[Saved entries]
================
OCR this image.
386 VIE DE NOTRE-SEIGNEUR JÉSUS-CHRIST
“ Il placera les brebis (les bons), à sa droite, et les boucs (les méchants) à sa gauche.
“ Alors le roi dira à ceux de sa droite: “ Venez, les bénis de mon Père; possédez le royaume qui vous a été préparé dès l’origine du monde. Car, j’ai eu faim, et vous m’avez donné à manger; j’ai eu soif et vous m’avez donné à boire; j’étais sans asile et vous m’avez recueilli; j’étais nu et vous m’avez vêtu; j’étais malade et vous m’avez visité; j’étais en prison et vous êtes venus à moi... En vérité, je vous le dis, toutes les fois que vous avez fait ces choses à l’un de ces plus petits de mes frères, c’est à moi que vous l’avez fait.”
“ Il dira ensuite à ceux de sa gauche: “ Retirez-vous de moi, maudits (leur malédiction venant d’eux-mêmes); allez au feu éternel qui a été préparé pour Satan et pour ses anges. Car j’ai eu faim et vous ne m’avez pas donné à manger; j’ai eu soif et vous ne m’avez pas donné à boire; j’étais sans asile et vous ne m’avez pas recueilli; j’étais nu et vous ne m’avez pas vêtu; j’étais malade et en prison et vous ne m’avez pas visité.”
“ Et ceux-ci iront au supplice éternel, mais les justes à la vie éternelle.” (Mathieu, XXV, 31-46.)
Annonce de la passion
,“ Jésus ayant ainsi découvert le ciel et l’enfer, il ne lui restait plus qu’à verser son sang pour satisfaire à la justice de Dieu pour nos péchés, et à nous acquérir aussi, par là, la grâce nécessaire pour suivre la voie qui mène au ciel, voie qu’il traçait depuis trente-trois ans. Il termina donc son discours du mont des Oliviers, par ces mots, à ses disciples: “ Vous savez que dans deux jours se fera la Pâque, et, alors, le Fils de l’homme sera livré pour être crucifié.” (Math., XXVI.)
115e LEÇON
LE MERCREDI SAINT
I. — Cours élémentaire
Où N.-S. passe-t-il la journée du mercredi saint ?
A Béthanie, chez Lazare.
================
- Task to complete -
Set every line of the listing down word for word.

- Exercise solution -
OCR this image.
386 VIE DE NOTRE-SEIGNEUR JÉSUS-CHRIST
“ Il placera les brebis (les bons), à sa droite, et les boucs (les méchants) à sa gauche.
“ Alors le roi dira à ceux de sa droite: “ Venez, les bénis de mon Père; possédez le royaume qui vous a été préparé dès l’origine du monde. Car, j’ai eu faim, et vous m’avez donné à manger; j’ai eu soif et vous m’avez donné à boire; j’étais sans asile et vous m’avez recueilli; j’étais nu et vous m’avez vêtu; j’étais malade et vous m’avez visité; j’étais en prison et vous êtes venus à moi... En vérité, je vous le dis, toutes les fois que vous avez fait ces choses à l’un de ces plus petits de mes frères, c’est à moi que vous l’avez fait.”
“ Il dira ensuite à ceux de sa gauche: “ Retirez-vous de moi, maudits (leur malédiction venant d’eux-mêmes); allez au feu éternel qui a été préparé pour Satan et pour ses anges. Car j’ai eu faim et vous ne m’avez pas donné à manger; j’ai eu soif et vous ne m’avez pas donné à boire; j’étais sans asile et vous ne m’avez pas recueilli; j’étais nu et vous ne m’avez pas vêtu; j’étais malade et en prison et vous ne m’avez pas visité.”
“ Et ceux-ci iront au supplice éternel, mais les justes à la vie éternelle.” (Mathieu, XXV, 31-46.)
Annonce de la passion
,“ Jésus ayant ainsi découvert le ciel et l’enfer, il ne lui restait plus qu’à verser son sang pour satisfaire à la justice de Dieu pour nos péchés, et à nous acquérir aussi, par là, la grâce nécessaire pour suivre la voie qui mène au ciel, voie qu’il traçait depuis trente-trois ans. Il termina donc son discours du mont des Oliviers, par ces mots, à ses disciples: “ Vous savez que dans deux jours se fera la Pâque, et, alors, le Fils de l’homme sera livré pour être crucifié.” (Math., XXVI.)
115e LEÇON
LE MERCREDI SAINT
I. — Cours élémentaire
Où N.-S. passe-t-il la journée du mercredi saint ?
A Béthanie, chez Lazare.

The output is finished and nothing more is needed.